-- Task inputs start --
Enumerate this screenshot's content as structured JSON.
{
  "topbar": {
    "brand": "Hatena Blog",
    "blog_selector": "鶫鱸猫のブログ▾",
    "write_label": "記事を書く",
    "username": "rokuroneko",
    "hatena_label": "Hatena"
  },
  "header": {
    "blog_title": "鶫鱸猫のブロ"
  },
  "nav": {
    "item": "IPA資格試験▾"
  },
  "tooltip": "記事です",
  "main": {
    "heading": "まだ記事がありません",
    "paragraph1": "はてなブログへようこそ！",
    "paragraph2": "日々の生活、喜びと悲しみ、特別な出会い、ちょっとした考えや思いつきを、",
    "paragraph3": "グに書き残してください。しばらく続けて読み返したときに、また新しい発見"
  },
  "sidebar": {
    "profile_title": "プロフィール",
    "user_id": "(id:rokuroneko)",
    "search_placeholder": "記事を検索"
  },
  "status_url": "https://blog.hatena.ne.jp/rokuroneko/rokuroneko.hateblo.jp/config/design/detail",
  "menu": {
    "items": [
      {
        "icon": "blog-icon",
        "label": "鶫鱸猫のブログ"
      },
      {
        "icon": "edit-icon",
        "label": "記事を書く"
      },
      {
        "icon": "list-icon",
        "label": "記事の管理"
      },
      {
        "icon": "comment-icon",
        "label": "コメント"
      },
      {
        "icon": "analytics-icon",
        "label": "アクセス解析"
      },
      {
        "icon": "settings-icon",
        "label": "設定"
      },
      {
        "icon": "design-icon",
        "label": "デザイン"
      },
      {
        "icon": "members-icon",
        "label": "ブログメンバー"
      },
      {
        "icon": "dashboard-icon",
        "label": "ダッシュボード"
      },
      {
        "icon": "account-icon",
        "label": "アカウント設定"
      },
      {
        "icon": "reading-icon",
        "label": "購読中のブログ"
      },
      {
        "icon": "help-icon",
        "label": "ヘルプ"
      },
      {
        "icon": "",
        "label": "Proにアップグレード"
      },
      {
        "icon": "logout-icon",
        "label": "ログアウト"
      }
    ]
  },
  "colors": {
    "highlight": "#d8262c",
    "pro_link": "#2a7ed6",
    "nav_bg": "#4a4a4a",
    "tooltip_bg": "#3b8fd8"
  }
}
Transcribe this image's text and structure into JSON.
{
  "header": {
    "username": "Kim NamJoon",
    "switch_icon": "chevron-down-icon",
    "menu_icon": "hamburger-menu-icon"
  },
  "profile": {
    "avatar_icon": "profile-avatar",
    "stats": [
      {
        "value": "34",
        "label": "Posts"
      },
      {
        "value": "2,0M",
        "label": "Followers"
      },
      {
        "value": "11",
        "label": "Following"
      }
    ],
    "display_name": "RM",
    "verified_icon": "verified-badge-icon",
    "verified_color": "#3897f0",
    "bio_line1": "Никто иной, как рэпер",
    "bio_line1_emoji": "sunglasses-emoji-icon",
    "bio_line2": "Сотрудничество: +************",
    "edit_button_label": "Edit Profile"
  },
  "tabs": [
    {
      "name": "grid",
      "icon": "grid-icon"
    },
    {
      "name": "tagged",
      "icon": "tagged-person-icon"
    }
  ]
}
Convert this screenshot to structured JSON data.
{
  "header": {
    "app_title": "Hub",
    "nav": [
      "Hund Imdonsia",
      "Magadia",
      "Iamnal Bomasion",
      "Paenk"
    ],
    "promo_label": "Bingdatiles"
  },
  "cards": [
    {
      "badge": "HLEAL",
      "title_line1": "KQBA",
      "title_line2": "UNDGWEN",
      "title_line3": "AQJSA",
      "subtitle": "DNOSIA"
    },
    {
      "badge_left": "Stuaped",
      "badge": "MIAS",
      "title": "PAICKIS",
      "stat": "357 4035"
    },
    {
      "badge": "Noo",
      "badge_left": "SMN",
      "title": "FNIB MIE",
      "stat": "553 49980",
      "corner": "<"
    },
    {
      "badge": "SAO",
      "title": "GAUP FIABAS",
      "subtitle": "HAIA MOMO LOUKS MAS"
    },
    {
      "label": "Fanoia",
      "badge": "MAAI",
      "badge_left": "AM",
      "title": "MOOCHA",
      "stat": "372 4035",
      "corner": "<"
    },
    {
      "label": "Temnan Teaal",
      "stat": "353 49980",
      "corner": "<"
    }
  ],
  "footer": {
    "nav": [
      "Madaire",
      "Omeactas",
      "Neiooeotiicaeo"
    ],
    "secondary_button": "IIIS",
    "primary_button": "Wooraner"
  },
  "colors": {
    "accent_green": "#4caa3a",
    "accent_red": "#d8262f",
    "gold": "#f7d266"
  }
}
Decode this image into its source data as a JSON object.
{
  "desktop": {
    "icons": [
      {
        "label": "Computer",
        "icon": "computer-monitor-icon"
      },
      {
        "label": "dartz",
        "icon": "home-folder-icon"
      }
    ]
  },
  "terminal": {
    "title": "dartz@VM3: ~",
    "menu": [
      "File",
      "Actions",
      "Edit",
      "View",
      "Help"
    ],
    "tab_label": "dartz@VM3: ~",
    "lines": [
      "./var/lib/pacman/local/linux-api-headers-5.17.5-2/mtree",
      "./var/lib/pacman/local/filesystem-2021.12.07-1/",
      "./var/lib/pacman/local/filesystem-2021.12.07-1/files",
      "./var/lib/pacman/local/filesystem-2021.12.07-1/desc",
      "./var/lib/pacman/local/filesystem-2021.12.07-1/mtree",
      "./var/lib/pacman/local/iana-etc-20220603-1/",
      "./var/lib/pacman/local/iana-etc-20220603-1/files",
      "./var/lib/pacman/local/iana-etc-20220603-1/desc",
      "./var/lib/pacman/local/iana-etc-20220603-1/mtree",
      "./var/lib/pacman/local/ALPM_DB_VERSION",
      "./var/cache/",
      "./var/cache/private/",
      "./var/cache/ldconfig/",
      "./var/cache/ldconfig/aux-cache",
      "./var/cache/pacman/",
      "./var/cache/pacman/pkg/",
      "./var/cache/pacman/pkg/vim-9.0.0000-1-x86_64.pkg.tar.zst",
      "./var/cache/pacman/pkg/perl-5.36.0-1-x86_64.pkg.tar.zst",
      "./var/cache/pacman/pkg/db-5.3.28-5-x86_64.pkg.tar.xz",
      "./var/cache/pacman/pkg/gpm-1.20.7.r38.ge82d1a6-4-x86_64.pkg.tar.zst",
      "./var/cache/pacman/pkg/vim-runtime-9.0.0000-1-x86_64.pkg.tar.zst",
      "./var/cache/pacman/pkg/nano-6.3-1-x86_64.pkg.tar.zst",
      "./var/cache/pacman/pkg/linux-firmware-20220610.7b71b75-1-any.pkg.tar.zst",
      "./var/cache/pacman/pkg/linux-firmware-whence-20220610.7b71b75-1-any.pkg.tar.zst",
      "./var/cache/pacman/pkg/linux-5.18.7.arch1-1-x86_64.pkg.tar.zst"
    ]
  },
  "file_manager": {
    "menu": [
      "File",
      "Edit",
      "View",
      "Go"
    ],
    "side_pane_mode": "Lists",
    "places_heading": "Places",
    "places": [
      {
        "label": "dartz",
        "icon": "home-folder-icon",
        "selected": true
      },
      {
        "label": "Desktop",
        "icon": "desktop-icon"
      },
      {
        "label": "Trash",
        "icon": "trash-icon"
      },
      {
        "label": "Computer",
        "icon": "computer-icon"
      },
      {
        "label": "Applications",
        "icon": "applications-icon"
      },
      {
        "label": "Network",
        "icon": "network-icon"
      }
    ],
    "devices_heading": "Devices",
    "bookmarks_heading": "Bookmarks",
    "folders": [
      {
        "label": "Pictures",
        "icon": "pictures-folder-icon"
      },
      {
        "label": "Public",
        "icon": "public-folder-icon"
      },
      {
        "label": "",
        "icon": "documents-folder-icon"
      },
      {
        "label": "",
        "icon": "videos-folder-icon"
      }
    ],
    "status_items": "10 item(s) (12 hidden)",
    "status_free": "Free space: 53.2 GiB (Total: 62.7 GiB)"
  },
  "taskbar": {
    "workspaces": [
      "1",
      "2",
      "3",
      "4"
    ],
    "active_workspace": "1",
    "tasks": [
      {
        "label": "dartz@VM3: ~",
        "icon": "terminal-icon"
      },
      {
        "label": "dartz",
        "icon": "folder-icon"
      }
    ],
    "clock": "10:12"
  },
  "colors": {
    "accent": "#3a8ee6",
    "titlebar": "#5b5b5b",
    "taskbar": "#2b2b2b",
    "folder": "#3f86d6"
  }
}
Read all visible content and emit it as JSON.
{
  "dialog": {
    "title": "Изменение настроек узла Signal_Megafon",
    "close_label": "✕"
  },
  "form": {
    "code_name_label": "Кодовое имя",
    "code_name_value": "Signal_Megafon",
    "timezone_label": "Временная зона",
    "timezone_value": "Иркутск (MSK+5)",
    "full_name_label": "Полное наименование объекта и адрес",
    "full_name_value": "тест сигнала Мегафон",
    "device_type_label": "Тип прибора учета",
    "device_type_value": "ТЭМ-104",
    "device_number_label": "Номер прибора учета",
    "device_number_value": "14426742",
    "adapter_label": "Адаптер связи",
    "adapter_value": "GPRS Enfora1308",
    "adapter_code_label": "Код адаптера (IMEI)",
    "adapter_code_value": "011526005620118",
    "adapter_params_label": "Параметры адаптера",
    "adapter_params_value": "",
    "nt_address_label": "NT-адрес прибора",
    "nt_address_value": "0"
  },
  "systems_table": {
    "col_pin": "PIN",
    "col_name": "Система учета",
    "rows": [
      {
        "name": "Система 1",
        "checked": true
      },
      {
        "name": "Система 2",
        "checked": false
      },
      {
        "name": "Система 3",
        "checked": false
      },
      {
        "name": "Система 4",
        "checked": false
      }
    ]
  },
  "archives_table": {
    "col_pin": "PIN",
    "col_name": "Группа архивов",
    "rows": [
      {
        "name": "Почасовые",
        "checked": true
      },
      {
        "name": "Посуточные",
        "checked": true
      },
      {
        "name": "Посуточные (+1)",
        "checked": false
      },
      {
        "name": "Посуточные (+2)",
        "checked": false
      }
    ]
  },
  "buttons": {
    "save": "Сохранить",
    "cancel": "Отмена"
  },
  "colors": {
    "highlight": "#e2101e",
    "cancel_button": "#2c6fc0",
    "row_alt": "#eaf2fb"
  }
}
-- Task inputs end --
> Given request
Check each line of the records for "local" and copy the ones that contain it.

> Task solution
      "./var/lib/pacman/local/linux-api-headers-5.17.5-2/mtree",
      "./var/lib/pacman/local/filesystem-2021.12.07-1/",
      "./var/lib/pacman/local/filesystem-2021.12.07-1/files",
      "./var/lib/pacman/local/filesystem-2021.12.07-1/desc",
      "./var/lib/pacman/local/filesystem-2021.12.07-1/mtree",
      "./var/lib/pacman/local/iana-etc-20220603-1/",
      "./var/lib/pacman/local/iana-etc-20220603-1/files",
      "./var/lib/pacman/local/iana-etc-20220603-1/desc",
      "./var/lib/pacman/local/iana-etc-20220603-1/mtree",
      "./var/lib/pacman/local/ALPM_DB_VERSION",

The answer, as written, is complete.